▶ _Written request_: Look through the data below. Collect every line where the word "添加不溶性颗粒或不溶粉末的产品除外" occurs.

▶ _Data provided_:
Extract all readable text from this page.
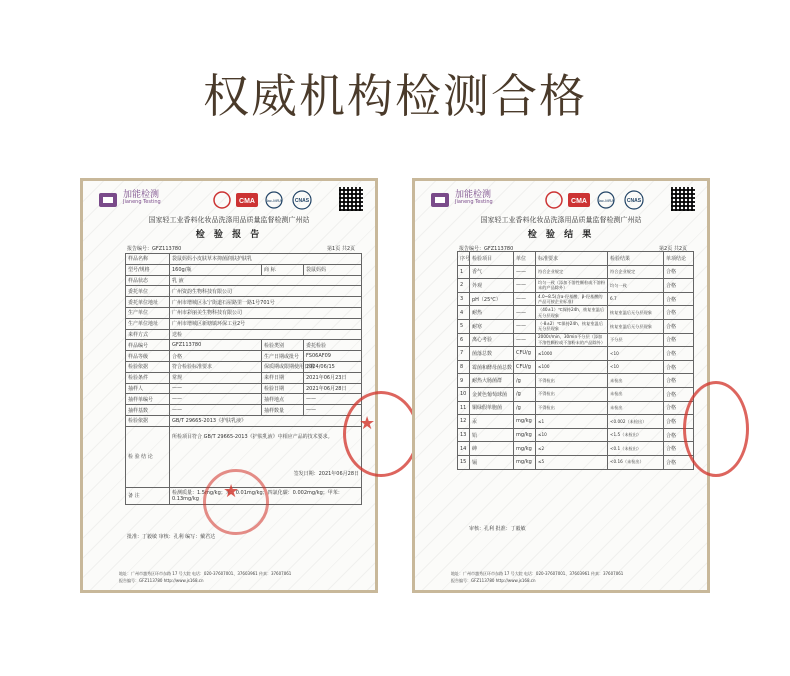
权威机构检测合格
加能检测
Jianeng Testing	CMA	ilac-MRA	CNAS
国家轻工业香料化妆品洗涤用品质量监督检测广州站
检 验 报 告
报告编号：GFZ113780	第1页 共2页
样品名称	袋鼠妈妈小皮肤草本抑菌润肤护肤乳		
型号/规格	160g/瓶	商 标	袋鼠妈妈
样品状态	乳 液		
委托单位	广州资韵生物科技有限公司		
委托单位地址	广州市增城区永宁街道石屋路里一路1号701号		
生产单位	广州市彩丽美生物科技有限公司		
生产单位地址	广州市增城区新塘镇环保工业2号		
来样方式	送检		
样品编号	GFZ113780	检验类别	委托检验
样品等级	合格	生产日期或批号	FS06AF09
检验依据	符合检验标准要求	保质期或限期使用日期	2024/06/15
检验条件	常规	来样日期	2021年06月23日
抽样人	——	检验日期	2021年06月28日
抽样单编号	——	抽样地点	——
抽样基数	——	抽样数量	——
检验依据	GB/T 29665-2013《护肤乳液》		
检 验 结 论	所检项目符合 GB/T 29665-2013《护肤乳液》中相应产品的技术要求。
签发日期：2021年06月28日		

备 注	检测质量：1.5mg/kg；苯：0.01mg/kg；四氯化碳：0.002mg/kg；甲苯：0.13mg/kg		★
★
批准：丁毅敏 审核：孔利 编写：戴君达
地址：广州市越秀区环市东路 17 号大院 电话：020-37607001、37603961 传真：37607061
报告编号：GFZ113780 http://www.js168.cn
加能检测
Jianeng Testing	CMA	ilac-MRA	CNAS
国家轻工业香料化妆品洗涤用品质量监督检测广州站
检 验 结 果
报告编号：GFZ113780	第2页 共2页
序号	检验项目	单位	标准要求	检验结果	单项结论
1	香气	——	符合企业规定	符合企业规定	合格
2	外观	——	均匀一致（添加不溶性颗粒或不溶粉末的产品除外）	均匀一致	合格
3	pH（25℃）	——	4.0~8.5(含α-羟基酸、β-羟基酸的产品可按企业标准)	6.7	合格
4	耐热	——	（40±1）℃保持24h，恢复室温后无分层现象	恢复室温后无分层现象	合格
5	耐寒	——	（-8±2）℃保持24h，恢复室温后无分层现象	恢复室温后无分层现象	合格
6	离心考验	——	2000r/min，30min不分层（添加不溶性颗粒或不溶粉末的产品除外）	不分层	合格
7	菌落总数	CFU/g	≤1000	<10	合格
8	霉菌和酵母菌总数	CFU/g	≤100	<10	合格
9	耐热大肠菌群	/g	不得检出	未检出	合格
10	金黄色葡萄球菌	/g	不得检出	未检出	合格
11	铜绿假单胞菌	/g	不得检出	未检出	合格
12	汞	mg/kg	≤1	<0.002（未检出）	合格
13	铅	mg/kg	≤10	<1.5（未检出）	合格
14	砷	mg/kg	≤2	<0.1（未检出）	合格
15	镉	mg/kg	≤5	<0.16（未检出）	合格
审核：孔利 批准：丁毅敏
地址：广州市越秀区环市东路 17 号大院 电话：020-37607001、37603961 传真：37607061
报告编号：GFZ113780 http://www.js168.cn
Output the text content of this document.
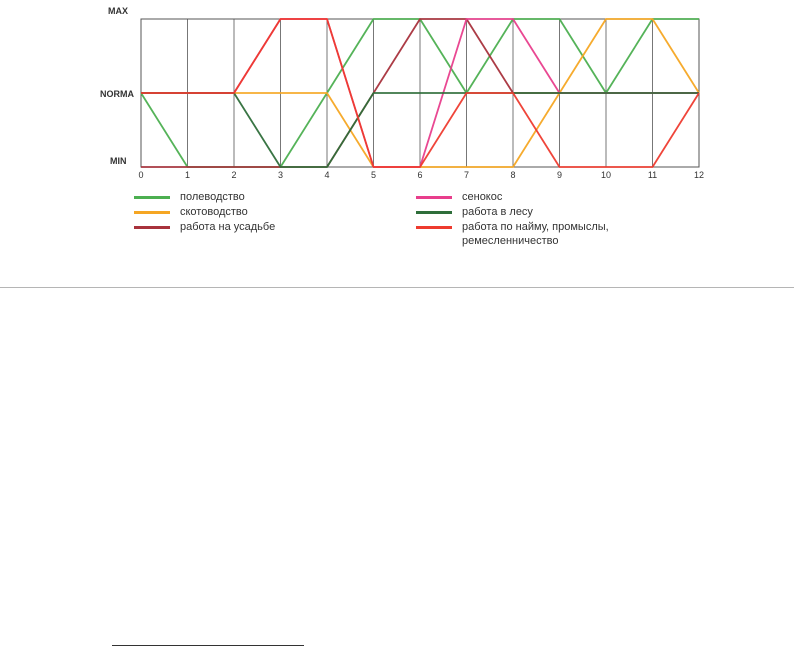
MAX
NORMA
MIN
0	1	2	3	4	5	6	7	8	9	10	11	12
полеводство
скотоводство
работа на усадьбе
сенокос
работа в лесу
работа по найму, промыслы, ремесленничество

▶ _Problem solution_:
2	外观	——	均匀一致（添加不溶性颗粒或不溶粉末的产品除外）	均匀一致	合格
6	离心考验	——	2000r/min，30min不分层（添加不溶性颗粒或不溶粉末的产品除外）	不分层	合格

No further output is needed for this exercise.